» **Objective**
The records should be repeated word for word, pictures excluded.

Part of a data file
____

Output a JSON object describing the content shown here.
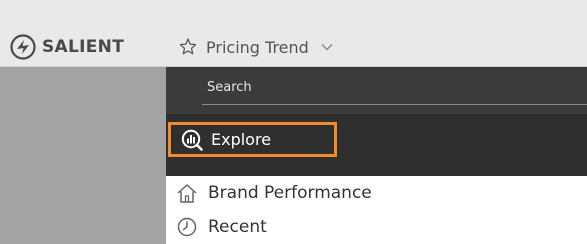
{
  "brand": {
    "name": "SALIENT",
    "icon": "salient-logo"
  },
  "header": {
    "title": "Pricing Trend",
    "star_icon": "star-outline-icon",
    "menu_icon": "chevron-down-icon"
  },
  "dropdown": {
    "search_placeholder": "Search",
    "items": [
      {
        "label": "Explore",
        "icon": "explore-icon",
        "highlighted": true
      },
      {
        "label": "Brand Performance",
        "icon": "home-icon"
      },
      {
        "label": "Recent",
        "icon": "clock-icon"
      }
    ]
  },
  "colors": {
    "highlight": "#f08c2a",
    "dropdown_dark": "#2f2f2f",
    "search_bg": "#3b3b3b",
    "backdrop": "#a3a3a3"
  }
}
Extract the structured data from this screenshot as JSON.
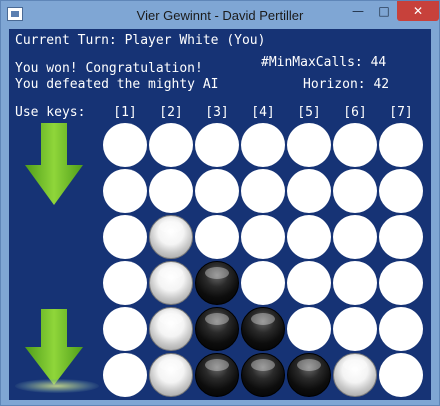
{
  "window": {
    "title": "Vier Gewinnt - David Pertiller",
    "minimize_glyph": "—",
    "maximize_glyph": "□",
    "close_glyph": "✕"
  },
  "status": {
    "current_turn": "Current Turn: Player White (You)",
    "message_line1": "You won! Congratulation!",
    "message_line2": "You defeated the mighty AI",
    "minmax_calls": "#MinMaxCalls: 44",
    "horizon": "Horizon: 42"
  },
  "keys": {
    "label": "Use keys:",
    "columns": [
      "[1]",
      "[2]",
      "[3]",
      "[4]",
      "[5]",
      "[6]",
      "[7]"
    ]
  },
  "board": {
    "columns": 7,
    "rows": 6,
    "cells": [
      [
        "empty",
        "empty",
        "empty",
        "empty",
        "empty",
        "empty",
        "empty"
      ],
      [
        "empty",
        "empty",
        "empty",
        "empty",
        "empty",
        "empty",
        "empty"
      ],
      [
        "empty",
        "white",
        "empty",
        "empty",
        "empty",
        "empty",
        "empty"
      ],
      [
        "empty",
        "white",
        "black",
        "empty",
        "empty",
        "empty",
        "empty"
      ],
      [
        "empty",
        "white",
        "black",
        "black",
        "empty",
        "empty",
        "empty"
      ],
      [
        "empty",
        "white",
        "black",
        "black",
        "black",
        "white",
        "empty"
      ]
    ]
  },
  "colors": {
    "background": "#163375",
    "arrow": "#6fbf22",
    "empty_slot": "#ffffff"
  },
  "icons": {
    "top_arrow": "down-arrow-icon",
    "bottom_arrow": "down-arrow-icon"
  }
}
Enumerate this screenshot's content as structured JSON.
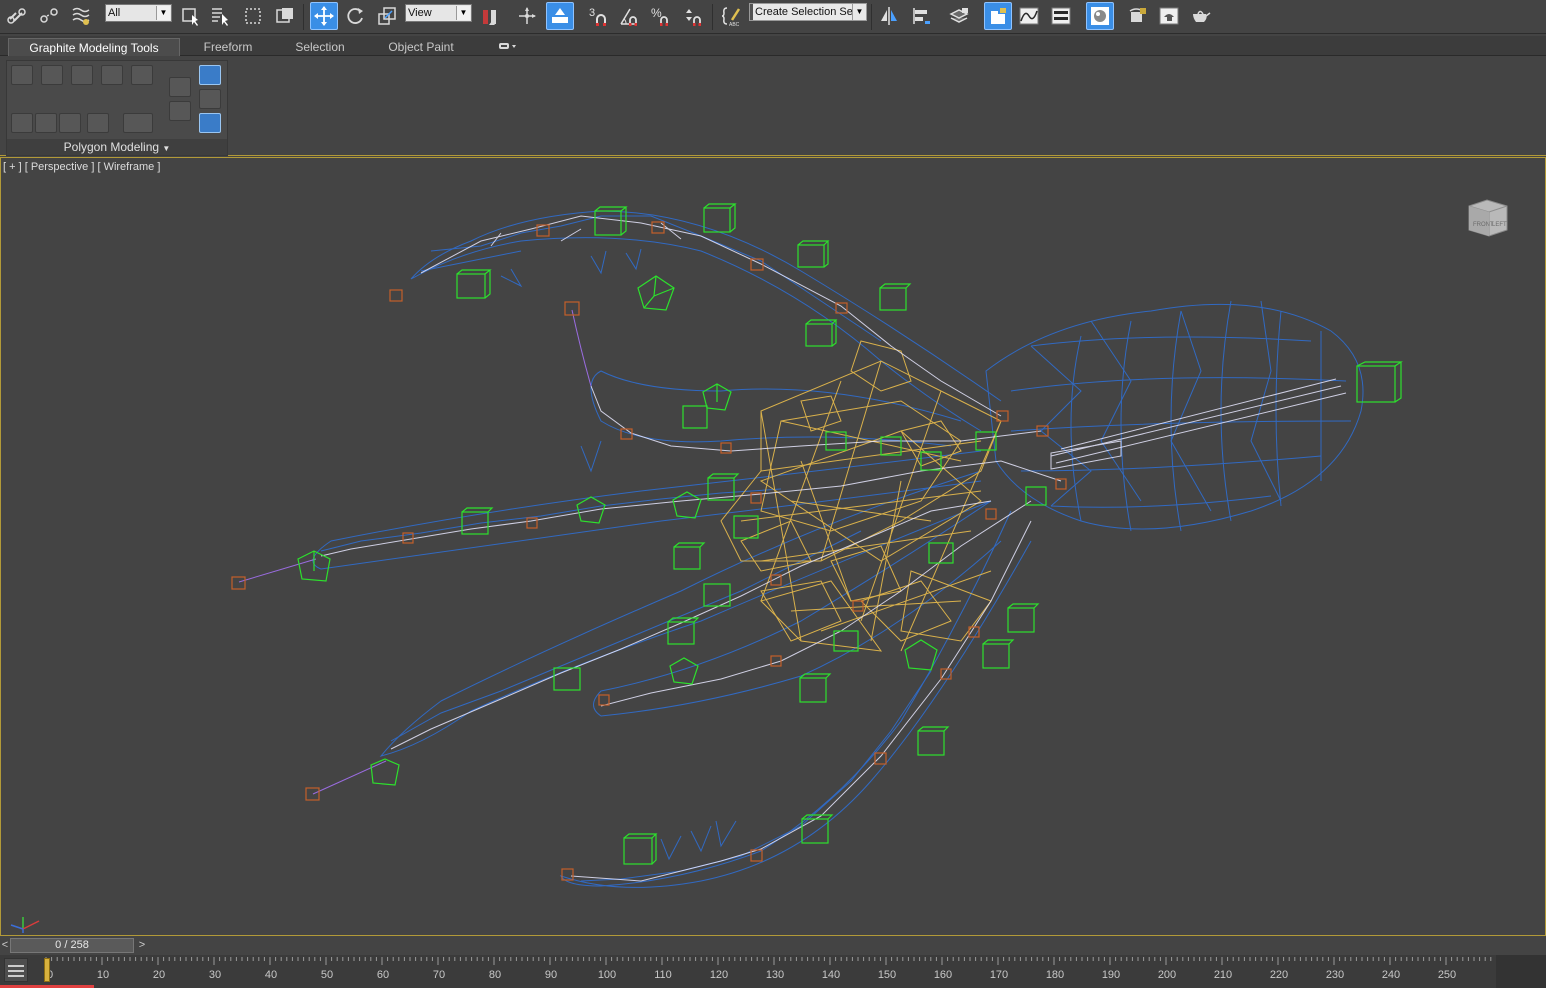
{
  "toolbar": {
    "selection_filter": "All",
    "ref_coord": "View",
    "snap_labels": {
      "snap3": "3",
      "angle": "",
      "percent": "%",
      "spinner": ""
    },
    "named_selection_placeholder": "Create Selection Se"
  },
  "ribbon": {
    "tabs": [
      "Graphite Modeling Tools",
      "Freeform",
      "Selection",
      "Object Paint"
    ],
    "active_tab": "Graphite Modeling Tools",
    "panel_label": "Polygon Modeling"
  },
  "viewport": {
    "label": "[ + ] [ Perspective ] [ Wireframe ]",
    "viewcube_faces": {
      "front": "FRONT",
      "left": "LEFT"
    },
    "colors": {
      "mesh": "#2f6ed0",
      "bones": "#e2b74c",
      "helpers": "#2de02d",
      "dummies": "#c4602a",
      "links": "#e8e8ff",
      "border": "#b29a38"
    }
  },
  "timeline": {
    "current": "0 / 258",
    "prev": "<",
    "next": ">",
    "ticks": [
      "0",
      "10",
      "20",
      "30",
      "40",
      "50",
      "60",
      "70",
      "80",
      "90",
      "100",
      "110",
      "120",
      "130",
      "140",
      "150",
      "160",
      "170",
      "180",
      "190",
      "200",
      "210",
      "220",
      "230",
      "240",
      "250"
    ]
  }
}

____

» **Output for this task**
Output a JSON object describing the content shown here.
{
  "brand": {
    "name": "SALIENT",
    "icon": "salient-logo"
  },
  "header": {
    "title": "Pricing Trend",
    "star_icon": "star-outline-icon",
    "menu_icon": "chevron-down-icon"
  },
  "dropdown": {
    "search_placeholder": "Search",
    "items": [
      {
        "label": "Explore",
        "icon": "explore-icon",
        "highlighted": true
      },
      {
        "label": "Brand Performance",
        "icon": "home-icon"
      },
      {
        "label": "Recent",
        "icon": "clock-icon"
      }
    ]
  },
  "colors": {
    "highlight": "#f08c2a",
    "dropdown_dark": "#2f2f2f",
    "search_bg": "#3b3b3b",
    "backdrop": "#a3a3a3"
  }
}
Extract the structured data from this screenshot as JSON.
{
  "window": {
    "title": "Vier Gewinnt - David Pertiller",
    "minimize_glyph": "—",
    "maximize_glyph": "□",
    "close_glyph": "✕"
  },
  "status": {
    "current_turn": "Current Turn: Player White (You)",
    "message_line1": "You won! Congratulation!",
    "message_line2": "You defeated the mighty AI",
    "minmax_calls": "#MinMaxCalls: 44",
    "horizon": "Horizon: 42"
  },
  "keys": {
    "label": "Use keys:",
    "columns": [
      "[1]",
      "[2]",
      "[3]",
      "[4]",
      "[5]",
      "[6]",
      "[7]"
    ]
  },
  "board": {
    "columns": 7,
    "rows": 6,
    "cells": [
      [
        "empty",
        "empty",
        "empty",
        "empty",
        "empty",
        "empty",
        "empty"
      ],
      [
        "empty",
        "empty",
        "empty",
        "empty",
        "empty",
        "empty",
        "empty"
      ],
      [
        "empty",
        "white",
        "empty",
        "empty",
        "empty",
        "empty",
        "empty"
      ],
      [
        "empty",
        "white",
        "black",
        "empty",
        "empty",
        "empty",
        "empty"
      ],
      [
        "empty",
        "white",
        "black",
        "black",
        "empty",
        "empty",
        "empty"
      ],
      [
        "empty",
        "white",
        "black",
        "black",
        "black",
        "white",
        "empty"
      ]
    ]
  },
  "colors": {
    "background": "#163375",
    "arrow": "#6fbf22",
    "empty_slot": "#ffffff"
  },
  "icons": {
    "top_arrow": "down-arrow-icon",
    "bottom_arrow": "down-arrow-icon"
  }
}
Enumerate this screenshot's content as structured JSON.
{
  "toolbar": {
    "selection_filter": "All",
    "ref_coord": "View",
    "snap_labels": {
      "snap3": "3",
      "angle": "",
      "percent": "%",
      "spinner": ""
    },
    "named_selection_placeholder": "Create Selection Se"
  },
  "ribbon": {
    "tabs": [
      "Graphite Modeling Tools",
      "Freeform",
      "Selection",
      "Object Paint"
    ],
    "active_tab": "Graphite Modeling Tools",
    "panel_label": "Polygon Modeling"
  },
  "viewport": {
    "label": "[ + ] [ Perspective ] [ Wireframe ]",
    "viewcube_faces": {
      "front": "FRONT",
      "left": "LEFT"
    },
    "colors": {
      "mesh": "#2f6ed0",
      "bones": "#e2b74c",
      "helpers": "#2de02d",
      "dummies": "#c4602a",
      "links": "#e8e8ff",
      "border": "#b29a38"
    }
  },
  "timeline": {
    "current": "0 / 258",
    "prev": "<",
    "next": ">",
    "ticks": [
      "0",
      "10",
      "20",
      "30",
      "40",
      "50",
      "60",
      "70",
      "80",
      "90",
      "100",
      "110",
      "120",
      "130",
      "140",
      "150",
      "160",
      "170",
      "180",
      "190",
      "200",
      "210",
      "220",
      "230",
      "240",
      "250"
    ]
  }
}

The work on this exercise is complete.